• Problem: Transcribe each record below word for word.

• Material to process:

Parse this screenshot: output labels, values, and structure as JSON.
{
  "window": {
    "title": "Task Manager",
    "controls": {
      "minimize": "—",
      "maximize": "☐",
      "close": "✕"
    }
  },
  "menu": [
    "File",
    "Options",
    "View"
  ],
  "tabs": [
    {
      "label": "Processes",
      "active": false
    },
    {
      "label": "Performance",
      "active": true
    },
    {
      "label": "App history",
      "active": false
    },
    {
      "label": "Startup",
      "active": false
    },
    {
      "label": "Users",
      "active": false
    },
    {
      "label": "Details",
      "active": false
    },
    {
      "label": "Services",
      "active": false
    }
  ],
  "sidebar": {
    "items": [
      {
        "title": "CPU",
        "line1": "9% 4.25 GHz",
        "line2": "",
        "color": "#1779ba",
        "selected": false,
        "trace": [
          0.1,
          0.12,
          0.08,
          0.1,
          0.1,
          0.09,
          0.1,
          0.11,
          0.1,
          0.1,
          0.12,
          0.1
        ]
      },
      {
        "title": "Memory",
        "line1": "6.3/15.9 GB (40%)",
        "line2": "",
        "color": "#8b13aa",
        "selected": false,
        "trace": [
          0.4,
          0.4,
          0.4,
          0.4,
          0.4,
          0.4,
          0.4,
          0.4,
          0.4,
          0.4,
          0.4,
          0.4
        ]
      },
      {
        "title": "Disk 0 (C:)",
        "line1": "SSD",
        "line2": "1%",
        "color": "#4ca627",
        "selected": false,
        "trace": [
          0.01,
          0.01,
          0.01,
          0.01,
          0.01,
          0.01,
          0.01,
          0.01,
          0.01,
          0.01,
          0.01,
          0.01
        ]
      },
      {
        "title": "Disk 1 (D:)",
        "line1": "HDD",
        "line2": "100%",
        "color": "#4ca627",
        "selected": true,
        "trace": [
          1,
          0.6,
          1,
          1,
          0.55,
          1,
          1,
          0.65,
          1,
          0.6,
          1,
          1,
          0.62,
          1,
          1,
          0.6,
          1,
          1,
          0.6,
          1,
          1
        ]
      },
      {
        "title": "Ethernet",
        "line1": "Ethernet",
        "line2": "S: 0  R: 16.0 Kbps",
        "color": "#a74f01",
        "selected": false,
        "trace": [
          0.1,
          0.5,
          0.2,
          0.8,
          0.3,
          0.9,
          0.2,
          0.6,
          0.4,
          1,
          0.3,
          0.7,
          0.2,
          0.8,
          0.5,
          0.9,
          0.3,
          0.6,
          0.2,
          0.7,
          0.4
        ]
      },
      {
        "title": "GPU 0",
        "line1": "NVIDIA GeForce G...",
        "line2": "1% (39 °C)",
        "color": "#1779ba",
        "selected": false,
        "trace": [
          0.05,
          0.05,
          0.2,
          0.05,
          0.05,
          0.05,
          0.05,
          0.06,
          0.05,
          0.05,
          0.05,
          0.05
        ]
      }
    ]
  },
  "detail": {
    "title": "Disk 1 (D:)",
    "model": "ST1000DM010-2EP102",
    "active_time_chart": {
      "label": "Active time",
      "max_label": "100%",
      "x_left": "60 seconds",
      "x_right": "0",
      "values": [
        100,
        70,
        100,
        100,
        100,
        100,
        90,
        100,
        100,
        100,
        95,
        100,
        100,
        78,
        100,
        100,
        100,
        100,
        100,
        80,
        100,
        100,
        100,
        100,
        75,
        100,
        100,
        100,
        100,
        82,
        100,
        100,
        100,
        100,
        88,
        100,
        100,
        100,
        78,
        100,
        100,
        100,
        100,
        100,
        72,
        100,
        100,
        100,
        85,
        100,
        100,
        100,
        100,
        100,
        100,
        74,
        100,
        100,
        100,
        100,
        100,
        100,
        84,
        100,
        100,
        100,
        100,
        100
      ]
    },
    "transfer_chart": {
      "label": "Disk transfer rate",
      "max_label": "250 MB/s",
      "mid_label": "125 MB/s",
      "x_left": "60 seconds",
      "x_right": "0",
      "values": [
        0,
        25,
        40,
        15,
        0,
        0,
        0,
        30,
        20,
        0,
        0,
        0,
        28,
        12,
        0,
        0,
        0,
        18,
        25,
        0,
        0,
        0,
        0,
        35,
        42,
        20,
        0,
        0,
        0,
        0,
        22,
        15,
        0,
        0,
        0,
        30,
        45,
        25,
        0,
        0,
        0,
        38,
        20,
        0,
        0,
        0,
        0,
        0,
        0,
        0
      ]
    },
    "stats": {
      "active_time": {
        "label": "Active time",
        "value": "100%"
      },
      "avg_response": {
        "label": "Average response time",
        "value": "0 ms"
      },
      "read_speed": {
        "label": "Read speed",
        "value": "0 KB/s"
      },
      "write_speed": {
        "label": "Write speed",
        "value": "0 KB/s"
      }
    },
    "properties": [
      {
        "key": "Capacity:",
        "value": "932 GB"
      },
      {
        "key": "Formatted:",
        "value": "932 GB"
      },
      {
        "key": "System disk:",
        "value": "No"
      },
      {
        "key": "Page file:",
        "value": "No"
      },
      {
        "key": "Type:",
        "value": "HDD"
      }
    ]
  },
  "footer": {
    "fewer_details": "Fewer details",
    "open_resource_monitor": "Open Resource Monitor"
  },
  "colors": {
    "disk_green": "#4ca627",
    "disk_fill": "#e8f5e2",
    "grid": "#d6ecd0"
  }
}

• The output:
Parse this screenshot: output labels, values, and structure as JSON.
{
  "window": {
    "title": "Task Manager",
    "controls": {
      "minimize": "—",
      "maximize": "☐",
      "close": "✕"
    }
  },
  "menu": [
    "File",
    "Options",
    "View"
  ],
  "tabs": [
    {
      "label": "Processes",
      "active": false
    },
    {
      "label": "Performance",
      "active": true
    },
    {
      "label": "App history",
      "active": false
    },
    {
      "label": "Startup",
      "active": false
    },
    {
      "label": "Users",
      "active": false
    },
    {
      "label": "Details",
      "active": false
    },
    {
      "label": "Services",
      "active": false
    }
  ],
  "sidebar": {
    "items": [
      {
        "title": "CPU",
        "line1": "9% 4.25 GHz",
        "line2": "",
        "color": "#1779ba",
        "selected": false,
        "trace": [
          0.1,
          0.12,
          0.08,
          0.1,
          0.1,
          0.09,
          0.1,
          0.11,
          0.1,
          0.1,
          0.12,
          0.1
        ]
      },
      {
        "title": "Memory",
        "line1": "6.3/15.9 GB (40%)",
        "line2": "",
        "color": "#8b13aa",
        "selected": false,
        "trace": [
          0.4,
          0.4,
          0.4,
          0.4,
          0.4,
          0.4,
          0.4,
          0.4,
          0.4,
          0.4,
          0.4,
          0.4
        ]
      },
      {
        "title": "Disk 0 (C:)",
        "line1": "SSD",
        "line2": "1%",
        "color": "#4ca627",
        "selected": false,
        "trace": [
          0.01,
          0.01,
          0.01,
          0.01,
          0.01,
          0.01,
          0.01,
          0.01,
          0.01,
          0.01,
          0.01,
          0.01
        ]
      },
      {
        "title": "Disk 1 (D:)",
        "line1": "HDD",
        "line2": "100%",
        "color": "#4ca627",
        "selected": true,
        "trace": [
          1,
          0.6,
          1,
          1,
          0.55,
          1,
          1,
          0.65,
          1,
          0.6,
          1,
          1,
          0.62,
          1,
          1,
          0.6,
          1,
          1,
          0.6,
          1,
          1
        ]
      },
      {
        "title": "Ethernet",
        "line1": "Ethernet",
        "line2": "S: 0  R: 16.0 Kbps",
        "color": "#a74f01",
        "selected": false,
        "trace": [
          0.1,
          0.5,
          0.2,
          0.8,
          0.3,
          0.9,
          0.2,
          0.6,
          0.4,
          1,
          0.3,
          0.7,
          0.2,
          0.8,
          0.5,
          0.9,
          0.3,
          0.6,
          0.2,
          0.7,
          0.4
        ]
      },
      {
        "title": "GPU 0",
        "line1": "NVIDIA GeForce G...",
        "line2": "1% (39 °C)",
        "color": "#1779ba",
        "selected": false,
        "trace": [
          0.05,
          0.05,
          0.2,
          0.05,
          0.05,
          0.05,
          0.05,
          0.06,
          0.05,
          0.05,
          0.05,
          0.05
        ]
      }
    ]
  },
  "detail": {
    "title": "Disk 1 (D:)",
    "model": "ST1000DM010-2EP102",
    "active_time_chart": {
      "label": "Active time",
      "max_label": "100%",
      "x_left": "60 seconds",
      "x_right": "0",
      "values": [
        100,
        70,
        100,
        100,
        100,
        100,
        90,
        100,
        100,
        100,
        95,
        100,
        100,
        78,
        100,
        100,
        100,
        100,
        100,
        80,
        100,
        100,
        100,
        100,
        75,
        100,
        100,
        100,
        100,
        82,
        100,
        100,
        100,
        100,
        88,
        100,
        100,
        100,
        78,
        100,
        100,
        100,
        100,
        100,
        72,
        100,
        100,
        100,
        85,
        100,
        100,
        100,
        100,
        100,
        100,
        74,
        100,
        100,
        100,
        100,
        100,
        100,
        84,
        100,
        100,
        100,
        100,
        100
      ]
    },
    "transfer_chart": {
      "label": "Disk transfer rate",
      "max_label": "250 MB/s",
      "mid_label": "125 MB/s",
      "x_left": "60 seconds",
      "x_right": "0",
      "values": [
        0,
        25,
        40,
        15,
        0,
        0,
        0,
        30,
        20,
        0,
        0,
        0,
        28,
        12,
        0,
        0,
        0,
        18,
        25,
        0,
        0,
        0,
        0,
        35,
        42,
        20,
        0,
        0,
        0,
        0,
        22,
        15,
        0,
        0,
        0,
        30,
        45,
        25,
        0,
        0,
        0,
        38,
        20,
        0,
        0,
        0,
        0,
        0,
        0,
        0
      ]
    },
    "stats": {
      "active_time": {
        "label": "Active time",
        "value": "100%"
      },
      "avg_response": {
        "label": "Average response time",
        "value": "0 ms"
      },
      "read_speed": {
        "label": "Read speed",
        "value": "0 KB/s"
      },
      "write_speed": {
        "label": "Write speed",
        "value": "0 KB/s"
      }
    },
    "properties": [
      {
        "key": "Capacity:",
        "value": "932 GB"
      },
      {
        "key": "Formatted:",
        "value": "932 GB"
      },
      {
        "key": "System disk:",
        "value": "No"
      },
      {
        "key": "Page file:",
        "value": "No"
      },
      {
        "key": "Type:",
        "value": "HDD"
      }
    ]
  },
  "footer": {
    "fewer_details": "Fewer details",
    "open_resource_monitor": "Open Resource Monitor"
  },
  "colors": {
    "disk_green": "#4ca627",
    "disk_fill": "#e8f5e2",
    "grid": "#d6ecd0"
  }
}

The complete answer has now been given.